__PROBLEM REQUIREMENTS__: Could you print every record below exactly as it appears?

__EXTRACTED DATA__:

▬▬▬▬▬▬

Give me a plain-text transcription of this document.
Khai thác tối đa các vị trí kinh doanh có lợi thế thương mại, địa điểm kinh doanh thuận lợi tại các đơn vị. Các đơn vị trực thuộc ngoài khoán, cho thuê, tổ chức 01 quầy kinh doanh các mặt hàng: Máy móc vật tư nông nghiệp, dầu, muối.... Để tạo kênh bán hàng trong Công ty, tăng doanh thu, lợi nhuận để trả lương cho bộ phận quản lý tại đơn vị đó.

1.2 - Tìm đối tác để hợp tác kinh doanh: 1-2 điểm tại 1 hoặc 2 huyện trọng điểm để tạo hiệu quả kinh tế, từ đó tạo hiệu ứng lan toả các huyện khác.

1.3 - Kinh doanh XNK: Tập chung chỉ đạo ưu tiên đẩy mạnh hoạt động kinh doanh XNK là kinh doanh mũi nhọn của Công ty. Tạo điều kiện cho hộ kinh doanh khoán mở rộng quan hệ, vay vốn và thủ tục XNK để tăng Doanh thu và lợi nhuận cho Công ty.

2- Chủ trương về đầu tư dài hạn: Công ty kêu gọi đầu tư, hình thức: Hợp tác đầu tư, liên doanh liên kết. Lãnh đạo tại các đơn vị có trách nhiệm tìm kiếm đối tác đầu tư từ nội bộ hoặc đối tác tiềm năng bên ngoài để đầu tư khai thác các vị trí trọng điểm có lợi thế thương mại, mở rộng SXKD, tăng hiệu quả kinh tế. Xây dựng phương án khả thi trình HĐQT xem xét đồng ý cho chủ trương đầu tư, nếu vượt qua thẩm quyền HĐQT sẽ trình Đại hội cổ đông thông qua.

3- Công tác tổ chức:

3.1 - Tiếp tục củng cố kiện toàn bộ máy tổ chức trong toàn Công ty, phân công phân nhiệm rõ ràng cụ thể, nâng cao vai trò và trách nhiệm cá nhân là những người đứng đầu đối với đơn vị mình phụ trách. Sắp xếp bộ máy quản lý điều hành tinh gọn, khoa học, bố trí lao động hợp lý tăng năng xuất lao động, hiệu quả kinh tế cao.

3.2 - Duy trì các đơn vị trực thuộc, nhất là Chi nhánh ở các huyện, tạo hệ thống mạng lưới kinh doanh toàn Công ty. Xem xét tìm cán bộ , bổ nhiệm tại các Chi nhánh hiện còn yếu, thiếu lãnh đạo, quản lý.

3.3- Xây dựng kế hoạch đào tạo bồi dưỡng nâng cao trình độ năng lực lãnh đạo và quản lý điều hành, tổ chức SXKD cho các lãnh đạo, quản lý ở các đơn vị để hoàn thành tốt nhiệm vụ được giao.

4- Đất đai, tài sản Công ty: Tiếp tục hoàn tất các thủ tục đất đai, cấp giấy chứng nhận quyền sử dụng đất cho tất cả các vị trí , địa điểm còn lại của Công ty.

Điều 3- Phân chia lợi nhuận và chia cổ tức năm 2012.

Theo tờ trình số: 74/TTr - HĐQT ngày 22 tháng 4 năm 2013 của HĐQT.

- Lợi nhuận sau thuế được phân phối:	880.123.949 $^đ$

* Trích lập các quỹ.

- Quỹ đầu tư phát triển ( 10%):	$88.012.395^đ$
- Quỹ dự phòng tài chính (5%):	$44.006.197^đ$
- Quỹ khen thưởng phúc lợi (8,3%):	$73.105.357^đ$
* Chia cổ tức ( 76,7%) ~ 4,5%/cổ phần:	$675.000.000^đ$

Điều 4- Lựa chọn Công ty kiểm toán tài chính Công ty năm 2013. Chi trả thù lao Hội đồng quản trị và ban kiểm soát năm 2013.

▬▬▬▬▬▬

__WRITTEN SOLUTION__:
Give me a plain-text transcription of this document.
Khai thác tối đa các vị trí kinh doanh có lợi thế thương mại, địa điểm kinh doanh thuận lợi tại các đơn vị. Các đơn vị trực thuộc ngoài khoán, cho thuê, tổ chức 01 quầy kinh doanh các mặt hàng: Máy móc vật tư nông nghiệp, dầu, muối.... Để tạo kênh bán hàng trong Công ty, tăng doanh thu, lợi nhuận để trả lương cho bộ phận quản lý tại đơn vị đó.

1.2 - Tìm đối tác để hợp tác kinh doanh: 1-2 điểm tại 1 hoặc 2 huyện trọng điểm để tạo hiệu quả kinh tế, từ đó tạo hiệu ứng lan toả các huyện khác.

1.3 - Kinh doanh XNK: Tập chung chỉ đạo ưu tiên đẩy mạnh hoạt động kinh doanh XNK là kinh doanh mũi nhọn của Công ty. Tạo điều kiện cho hộ kinh doanh khoán mở rộng quan hệ, vay vốn và thủ tục XNK để tăng Doanh thu và lợi nhuận cho Công ty.

2- Chủ trương về đầu tư dài hạn: Công ty kêu gọi đầu tư, hình thức: Hợp tác đầu tư, liên doanh liên kết. Lãnh đạo tại các đơn vị có trách nhiệm tìm kiếm đối tác đầu tư từ nội bộ hoặc đối tác tiềm năng bên ngoài để đầu tư khai thác các vị trí trọng điểm có lợi thế thương mại, mở rộng SXKD, tăng hiệu quả kinh tế. Xây dựng phương án khả thi trình HĐQT xem xét đồng ý cho chủ trương đầu tư, nếu vượt qua thẩm quyền HĐQT sẽ trình Đại hội cổ đông thông qua.

3- Công tác tổ chức:

3.1 - Tiếp tục củng cố kiện toàn bộ máy tổ chức trong toàn Công ty, phân công phân nhiệm rõ ràng cụ thể, nâng cao vai trò và trách nhiệm cá nhân là những người đứng đầu đối với đơn vị mình phụ trách. Sắp xếp bộ máy quản lý điều hành tinh gọn, khoa học, bố trí lao động hợp lý tăng năng xuất lao động, hiệu quả kinh tế cao.

3.2 - Duy trì các đơn vị trực thuộc, nhất là Chi nhánh ở các huyện, tạo hệ thống mạng lưới kinh doanh toàn Công ty. Xem xét tìm cán bộ , bổ nhiệm tại các Chi nhánh hiện còn yếu, thiếu lãnh đạo, quản lý.

3.3- Xây dựng kế hoạch đào tạo bồi dưỡng nâng cao trình độ năng lực lãnh đạo và quản lý điều hành, tổ chức SXKD cho các lãnh đạo, quản lý ở các đơn vị để hoàn thành tốt nhiệm vụ được giao.

4- Đất đai, tài sản Công ty: Tiếp tục hoàn tất các thủ tục đất đai, cấp giấy chứng nhận quyền sử dụng đất cho tất cả các vị trí , địa điểm còn lại của Công ty.

Điều 3- Phân chia lợi nhuận và chia cổ tức năm 2012.

Theo tờ trình số: 74/TTr - HĐQT ngày 22 tháng 4 năm 2013 của HĐQT.

- Lợi nhuận sau thuế được phân phối:	880.123.949 $^đ$

* Trích lập các quỹ.

- Quỹ đầu tư phát triển ( 10%):	$88.012.395^đ$
- Quỹ dự phòng tài chính (5%):	$44.006.197^đ$
- Quỹ khen thưởng phúc lợi (8,3%):	$73.105.357^đ$
* Chia cổ tức ( 76,7%) ~ 4,5%/cổ phần:	$675.000.000^đ$

Điều 4- Lựa chọn Công ty kiểm toán tài chính Công ty năm 2013. Chi trả thù lao Hội đồng quản trị và ban kiểm soát năm 2013.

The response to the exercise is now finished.